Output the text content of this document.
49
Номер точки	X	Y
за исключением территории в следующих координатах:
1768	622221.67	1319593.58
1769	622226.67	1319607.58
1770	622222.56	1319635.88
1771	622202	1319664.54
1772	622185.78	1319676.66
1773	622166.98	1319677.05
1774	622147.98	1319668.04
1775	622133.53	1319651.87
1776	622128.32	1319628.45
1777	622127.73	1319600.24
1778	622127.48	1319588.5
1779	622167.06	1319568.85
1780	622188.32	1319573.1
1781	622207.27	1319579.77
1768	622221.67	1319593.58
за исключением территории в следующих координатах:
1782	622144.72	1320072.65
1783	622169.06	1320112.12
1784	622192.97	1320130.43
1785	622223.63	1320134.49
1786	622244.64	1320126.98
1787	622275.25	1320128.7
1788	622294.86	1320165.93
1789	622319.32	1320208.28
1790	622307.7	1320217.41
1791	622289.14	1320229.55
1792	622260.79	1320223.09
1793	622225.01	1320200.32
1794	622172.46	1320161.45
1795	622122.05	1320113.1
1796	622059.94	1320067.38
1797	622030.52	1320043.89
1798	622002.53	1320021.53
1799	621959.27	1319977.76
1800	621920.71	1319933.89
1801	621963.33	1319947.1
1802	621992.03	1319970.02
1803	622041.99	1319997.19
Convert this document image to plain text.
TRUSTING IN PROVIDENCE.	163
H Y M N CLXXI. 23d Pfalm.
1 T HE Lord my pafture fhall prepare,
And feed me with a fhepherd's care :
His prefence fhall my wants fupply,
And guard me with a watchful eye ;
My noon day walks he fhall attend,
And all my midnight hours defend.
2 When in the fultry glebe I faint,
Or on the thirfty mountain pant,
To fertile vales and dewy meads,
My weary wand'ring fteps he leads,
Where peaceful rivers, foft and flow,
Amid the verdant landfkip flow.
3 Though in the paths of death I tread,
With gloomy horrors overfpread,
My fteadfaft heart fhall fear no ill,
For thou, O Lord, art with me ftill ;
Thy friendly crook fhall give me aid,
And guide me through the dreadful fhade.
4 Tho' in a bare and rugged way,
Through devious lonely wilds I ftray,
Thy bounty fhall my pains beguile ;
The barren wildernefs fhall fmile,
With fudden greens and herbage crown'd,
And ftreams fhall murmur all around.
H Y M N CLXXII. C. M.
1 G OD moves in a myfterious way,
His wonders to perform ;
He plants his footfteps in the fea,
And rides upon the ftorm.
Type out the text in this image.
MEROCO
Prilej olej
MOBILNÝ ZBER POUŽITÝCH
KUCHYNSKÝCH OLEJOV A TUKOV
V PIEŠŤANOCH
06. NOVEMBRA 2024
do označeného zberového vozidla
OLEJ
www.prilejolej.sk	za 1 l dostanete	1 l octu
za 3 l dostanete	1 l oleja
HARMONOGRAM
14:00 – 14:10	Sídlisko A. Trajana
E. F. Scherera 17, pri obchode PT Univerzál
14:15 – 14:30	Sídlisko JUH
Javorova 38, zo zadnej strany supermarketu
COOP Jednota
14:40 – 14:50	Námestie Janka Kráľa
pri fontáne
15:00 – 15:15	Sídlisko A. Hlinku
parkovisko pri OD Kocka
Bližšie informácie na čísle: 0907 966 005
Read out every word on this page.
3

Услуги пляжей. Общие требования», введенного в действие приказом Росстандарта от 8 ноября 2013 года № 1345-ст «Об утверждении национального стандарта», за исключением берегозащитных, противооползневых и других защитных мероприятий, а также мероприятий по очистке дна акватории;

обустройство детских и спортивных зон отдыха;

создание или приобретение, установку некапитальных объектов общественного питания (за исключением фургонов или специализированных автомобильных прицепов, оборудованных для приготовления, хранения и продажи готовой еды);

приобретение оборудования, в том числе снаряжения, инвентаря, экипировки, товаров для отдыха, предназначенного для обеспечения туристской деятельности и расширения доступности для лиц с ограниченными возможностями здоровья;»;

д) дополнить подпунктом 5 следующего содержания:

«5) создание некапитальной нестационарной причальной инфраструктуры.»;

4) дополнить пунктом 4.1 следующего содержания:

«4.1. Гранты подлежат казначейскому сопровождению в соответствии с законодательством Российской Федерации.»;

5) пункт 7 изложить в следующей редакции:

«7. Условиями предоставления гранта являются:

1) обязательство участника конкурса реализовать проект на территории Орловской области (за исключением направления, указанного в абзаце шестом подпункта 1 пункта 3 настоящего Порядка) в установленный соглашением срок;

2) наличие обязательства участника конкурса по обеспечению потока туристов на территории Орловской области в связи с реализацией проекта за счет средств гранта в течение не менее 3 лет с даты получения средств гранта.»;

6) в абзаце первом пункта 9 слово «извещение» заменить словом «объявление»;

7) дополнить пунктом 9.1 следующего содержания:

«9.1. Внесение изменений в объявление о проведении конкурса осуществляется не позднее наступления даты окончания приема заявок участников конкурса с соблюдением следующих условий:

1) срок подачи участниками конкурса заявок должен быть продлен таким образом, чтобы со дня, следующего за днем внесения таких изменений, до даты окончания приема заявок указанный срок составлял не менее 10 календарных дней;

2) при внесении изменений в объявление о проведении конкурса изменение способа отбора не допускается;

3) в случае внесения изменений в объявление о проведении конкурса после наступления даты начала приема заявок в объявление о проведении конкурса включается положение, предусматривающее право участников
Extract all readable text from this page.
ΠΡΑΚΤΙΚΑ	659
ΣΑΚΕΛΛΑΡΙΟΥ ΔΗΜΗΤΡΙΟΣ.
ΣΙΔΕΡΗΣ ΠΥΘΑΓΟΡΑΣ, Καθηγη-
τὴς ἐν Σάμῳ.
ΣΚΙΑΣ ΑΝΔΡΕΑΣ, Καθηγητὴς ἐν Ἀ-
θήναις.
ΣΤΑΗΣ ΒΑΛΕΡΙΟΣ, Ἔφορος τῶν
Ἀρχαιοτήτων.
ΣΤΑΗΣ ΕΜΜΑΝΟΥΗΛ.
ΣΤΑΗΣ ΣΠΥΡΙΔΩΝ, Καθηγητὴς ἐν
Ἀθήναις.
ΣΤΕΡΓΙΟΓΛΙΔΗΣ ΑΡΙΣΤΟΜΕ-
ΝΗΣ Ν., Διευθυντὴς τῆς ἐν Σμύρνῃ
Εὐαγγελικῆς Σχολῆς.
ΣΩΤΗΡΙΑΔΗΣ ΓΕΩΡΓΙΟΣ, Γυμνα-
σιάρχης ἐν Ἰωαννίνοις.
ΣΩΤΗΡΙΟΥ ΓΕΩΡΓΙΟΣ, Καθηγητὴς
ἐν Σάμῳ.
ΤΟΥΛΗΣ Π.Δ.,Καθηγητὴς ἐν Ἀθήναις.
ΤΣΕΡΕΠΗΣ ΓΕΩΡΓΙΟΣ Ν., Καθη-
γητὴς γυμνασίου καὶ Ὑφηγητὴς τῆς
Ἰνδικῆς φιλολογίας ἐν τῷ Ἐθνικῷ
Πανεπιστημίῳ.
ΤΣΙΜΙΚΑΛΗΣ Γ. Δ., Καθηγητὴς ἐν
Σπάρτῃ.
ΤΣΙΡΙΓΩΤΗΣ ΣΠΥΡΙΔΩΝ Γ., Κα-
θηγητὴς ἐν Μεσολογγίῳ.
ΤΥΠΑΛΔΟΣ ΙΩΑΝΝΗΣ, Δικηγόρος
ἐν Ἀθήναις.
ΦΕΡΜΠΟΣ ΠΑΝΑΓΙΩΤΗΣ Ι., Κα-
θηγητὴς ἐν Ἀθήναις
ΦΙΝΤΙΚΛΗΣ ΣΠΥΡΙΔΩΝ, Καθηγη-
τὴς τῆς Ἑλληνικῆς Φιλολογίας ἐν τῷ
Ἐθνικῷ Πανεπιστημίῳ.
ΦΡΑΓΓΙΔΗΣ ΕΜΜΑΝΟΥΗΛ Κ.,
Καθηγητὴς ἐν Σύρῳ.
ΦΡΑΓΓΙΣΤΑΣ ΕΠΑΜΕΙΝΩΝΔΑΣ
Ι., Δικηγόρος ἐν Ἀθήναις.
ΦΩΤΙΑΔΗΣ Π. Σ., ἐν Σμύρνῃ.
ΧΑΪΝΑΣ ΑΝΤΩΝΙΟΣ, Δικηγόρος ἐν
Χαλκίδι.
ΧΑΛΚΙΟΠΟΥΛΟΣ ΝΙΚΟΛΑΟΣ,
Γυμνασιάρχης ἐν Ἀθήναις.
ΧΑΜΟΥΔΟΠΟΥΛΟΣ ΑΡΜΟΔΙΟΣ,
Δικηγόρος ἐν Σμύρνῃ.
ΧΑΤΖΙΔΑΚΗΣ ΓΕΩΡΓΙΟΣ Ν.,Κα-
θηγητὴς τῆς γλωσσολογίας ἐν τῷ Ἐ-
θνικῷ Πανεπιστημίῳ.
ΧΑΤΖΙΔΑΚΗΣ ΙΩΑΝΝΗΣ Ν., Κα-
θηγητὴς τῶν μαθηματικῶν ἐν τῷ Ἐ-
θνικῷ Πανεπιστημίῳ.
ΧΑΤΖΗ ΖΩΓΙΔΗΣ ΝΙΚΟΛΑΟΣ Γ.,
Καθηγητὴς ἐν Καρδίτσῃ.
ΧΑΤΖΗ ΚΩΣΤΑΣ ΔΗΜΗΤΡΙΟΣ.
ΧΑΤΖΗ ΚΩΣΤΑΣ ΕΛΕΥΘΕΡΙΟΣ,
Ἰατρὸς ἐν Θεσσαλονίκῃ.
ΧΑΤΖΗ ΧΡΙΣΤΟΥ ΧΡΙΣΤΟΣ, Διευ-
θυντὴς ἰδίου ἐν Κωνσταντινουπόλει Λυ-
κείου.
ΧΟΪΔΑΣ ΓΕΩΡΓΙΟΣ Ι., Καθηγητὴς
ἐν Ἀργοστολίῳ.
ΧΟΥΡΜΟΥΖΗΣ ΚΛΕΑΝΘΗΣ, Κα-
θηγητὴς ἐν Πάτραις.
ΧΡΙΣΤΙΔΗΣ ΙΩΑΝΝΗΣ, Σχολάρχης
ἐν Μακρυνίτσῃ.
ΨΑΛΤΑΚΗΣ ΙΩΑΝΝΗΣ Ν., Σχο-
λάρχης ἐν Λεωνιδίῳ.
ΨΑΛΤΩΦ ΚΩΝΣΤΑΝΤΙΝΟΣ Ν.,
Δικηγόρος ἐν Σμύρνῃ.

★ ★ ★ ★

Determine how many lines of the data contain the word "page", and reply with that number only.

2